Exercise objective | Revise the text of the records below so that every "Patent image size" becomes "Drawing size", keeping all other wording unchanged. Leave the pictures out of your answer.

*** Data section ***

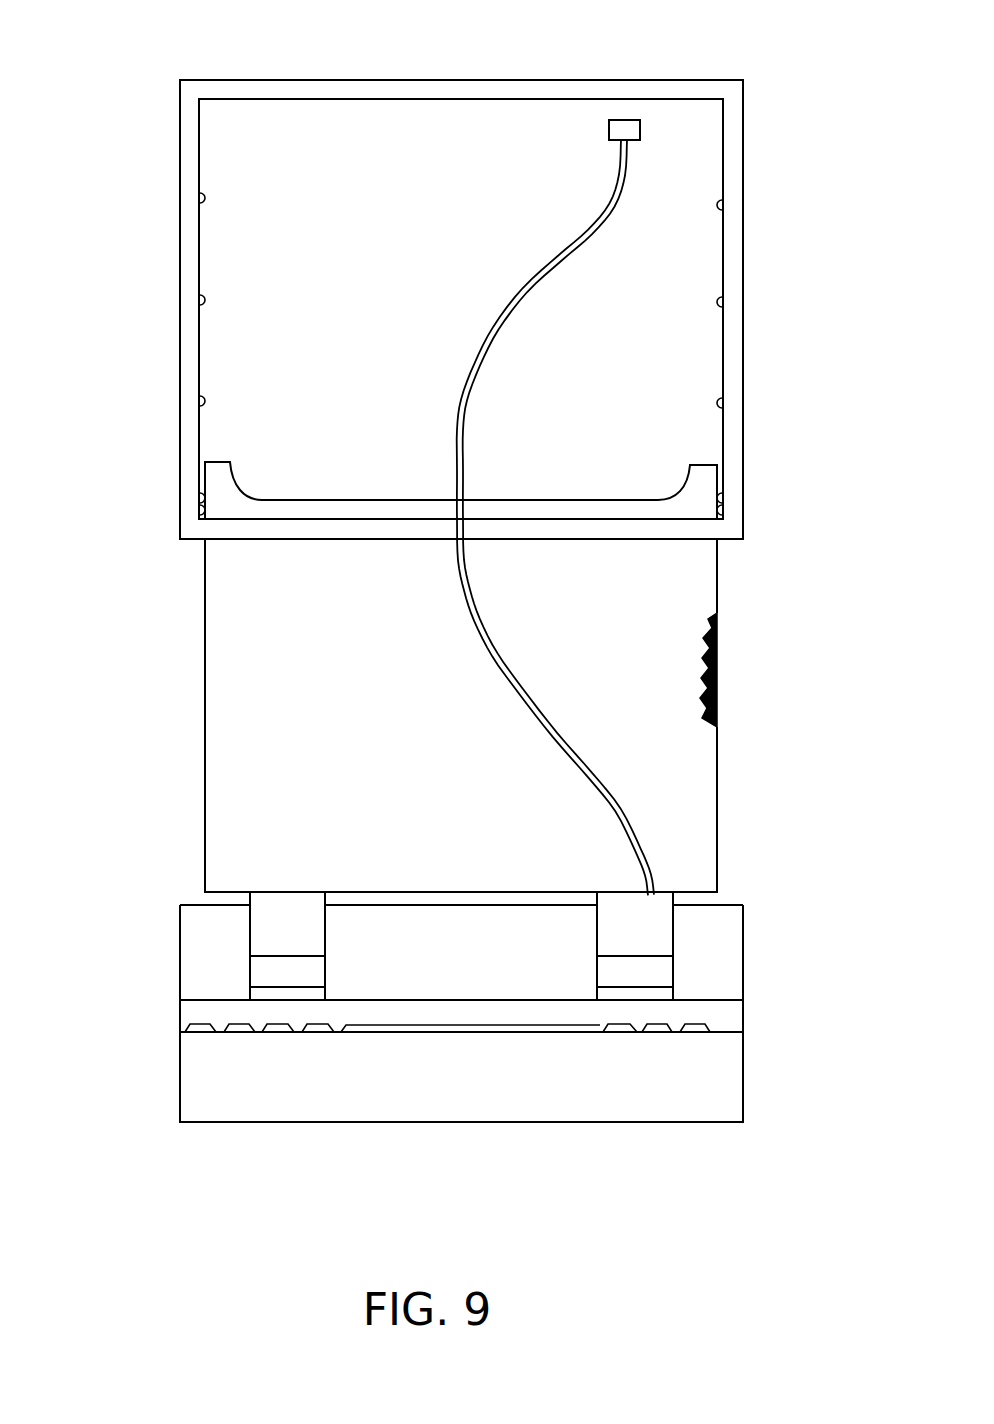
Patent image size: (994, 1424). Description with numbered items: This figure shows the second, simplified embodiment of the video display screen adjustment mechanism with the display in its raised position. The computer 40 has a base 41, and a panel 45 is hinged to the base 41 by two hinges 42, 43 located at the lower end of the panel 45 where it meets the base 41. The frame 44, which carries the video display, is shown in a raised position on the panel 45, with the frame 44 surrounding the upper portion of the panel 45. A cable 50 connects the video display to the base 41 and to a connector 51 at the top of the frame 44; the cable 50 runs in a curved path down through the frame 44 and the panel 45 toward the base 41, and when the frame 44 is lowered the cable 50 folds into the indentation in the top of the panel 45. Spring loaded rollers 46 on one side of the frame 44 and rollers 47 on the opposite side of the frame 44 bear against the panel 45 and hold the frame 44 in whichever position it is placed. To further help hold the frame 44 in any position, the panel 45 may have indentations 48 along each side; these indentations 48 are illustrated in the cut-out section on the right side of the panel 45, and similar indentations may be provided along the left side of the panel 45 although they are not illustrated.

The computer 40 is at (640, 1228).
The base 41 is at (745, 1052).
The hinge 42 is at (275, 923).
The hinge 43 is at (628, 932).
The frame 44 is at (745, 140).
The panel 45 is at (250, 638).
The spring loaded rollers 46 is at (727, 207).
The rollers 47 is at (198, 199).
The indentations 48 is at (713, 685).
The cable 50 is at (615, 797).
The connector 51 is at (627, 134).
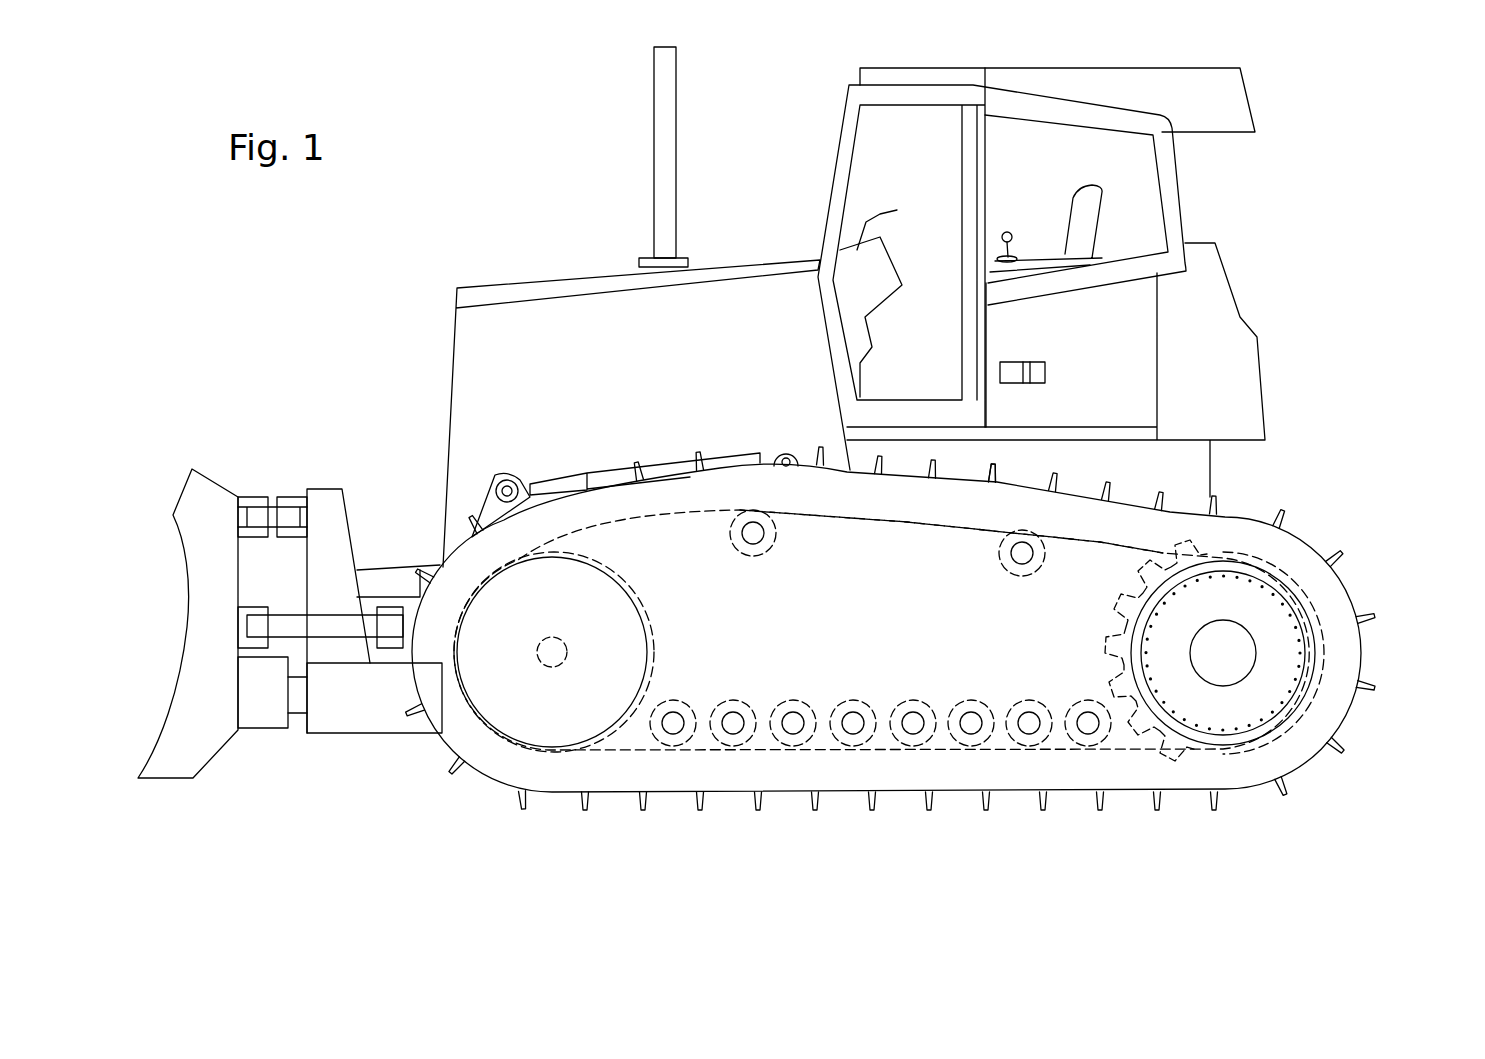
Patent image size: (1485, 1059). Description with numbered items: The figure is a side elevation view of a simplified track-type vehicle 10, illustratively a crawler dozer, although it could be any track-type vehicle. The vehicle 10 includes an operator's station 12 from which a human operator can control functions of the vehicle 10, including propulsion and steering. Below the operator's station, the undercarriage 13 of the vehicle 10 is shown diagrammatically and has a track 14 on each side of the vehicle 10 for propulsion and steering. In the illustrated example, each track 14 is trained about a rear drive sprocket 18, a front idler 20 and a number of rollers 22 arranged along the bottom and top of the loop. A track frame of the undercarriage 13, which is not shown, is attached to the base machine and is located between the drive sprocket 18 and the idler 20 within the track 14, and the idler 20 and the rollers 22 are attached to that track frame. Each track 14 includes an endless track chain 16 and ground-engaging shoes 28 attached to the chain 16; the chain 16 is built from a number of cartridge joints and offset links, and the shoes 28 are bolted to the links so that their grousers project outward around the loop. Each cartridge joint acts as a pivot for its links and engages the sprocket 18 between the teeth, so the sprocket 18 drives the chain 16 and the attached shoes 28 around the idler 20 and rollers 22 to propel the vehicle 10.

***

Exercise solution |
Drawing size: (994, 1424). Description with numbered items: This figure shows the second, simplified embodiment of the video display screen adjustment mechanism with the display in its raised position. The computer 40 has a base 41, and a panel 45 is hinged to the base 41 by two hinges 42, 43 located at the lower end of the panel 45 where it meets the base 41. The frame 44, which carries the video display, is shown in a raised position on the panel 45, with the frame 44 surrounding the upper portion of the panel 45. A cable 50 connects the video display to the base 41 and to a connector 51 at the top of the frame 44; the cable 50 runs in a curved path down through the frame 44 and the panel 45 toward the base 41, and when the frame 44 is lowered the cable 50 folds into the indentation in the top of the panel 45. Spring loaded rollers 46 on one side of the frame 44 and rollers 47 on the opposite side of the frame 44 bear against the panel 45 and hold the frame 44 in whichever position it is placed. To further help hold the frame 44 in any position, the panel 45 may have indentations 48 along each side; these indentations 48 are illustrated in the cut-out section on the right side of the panel 45, and similar indentations may be provided along the left side of the panel 45 although they are not illustrated.

The computer 40 is at (640, 1228).
The base 41 is at (745, 1052).
The hinge 42 is at (275, 923).
The hinge 43 is at (628, 932).
The frame 44 is at (745, 140).
The panel 45 is at (250, 638).
The spring loaded rollers 46 is at (727, 207).
The rollers 47 is at (198, 199).
The indentations 48 is at (713, 685).
The cable 50 is at (615, 797).
The connector 51 is at (627, 134).
Drawing size: (1485, 1059). Description with numbered items: The figure is a side elevation view of a simplified track-type vehicle 10, illustratively a crawler dozer, although it could be any track-type vehicle. The vehicle 10 includes an operator's station 12 from which a human operator can control functions of the vehicle 10, including propulsion and steering. Below the operator's station, the undercarriage 13 of the vehicle 10 is shown diagrammatically and has a track 14 on each side of the vehicle 10 for propulsion and steering. In the illustrated example, each track 14 is trained about a rear drive sprocket 18, a front idler 20 and a number of rollers 22 arranged along the bottom and top of the loop. A track frame of the undercarriage 13, which is not shown, is attached to the base machine and is located between the drive sprocket 18 and the idler 20 within the track 14, and the idler 20 and the rollers 22 are attached to that track frame. Each track 14 includes an endless track chain 16 and ground-engaging shoes 28 attached to the chain 16; the chain 16 is built from a number of cartridge joints and offset links, and the shoes 28 are bolted to the links so that their grousers project outward around the loop. Each cartridge joint acts as a pivot for its links and engages the sprocket 18 between the teeth, so the sprocket 18 drives the chain 16 and the attached shoes 28 around the idler 20 and rollers 22 to propel the vehicle 10.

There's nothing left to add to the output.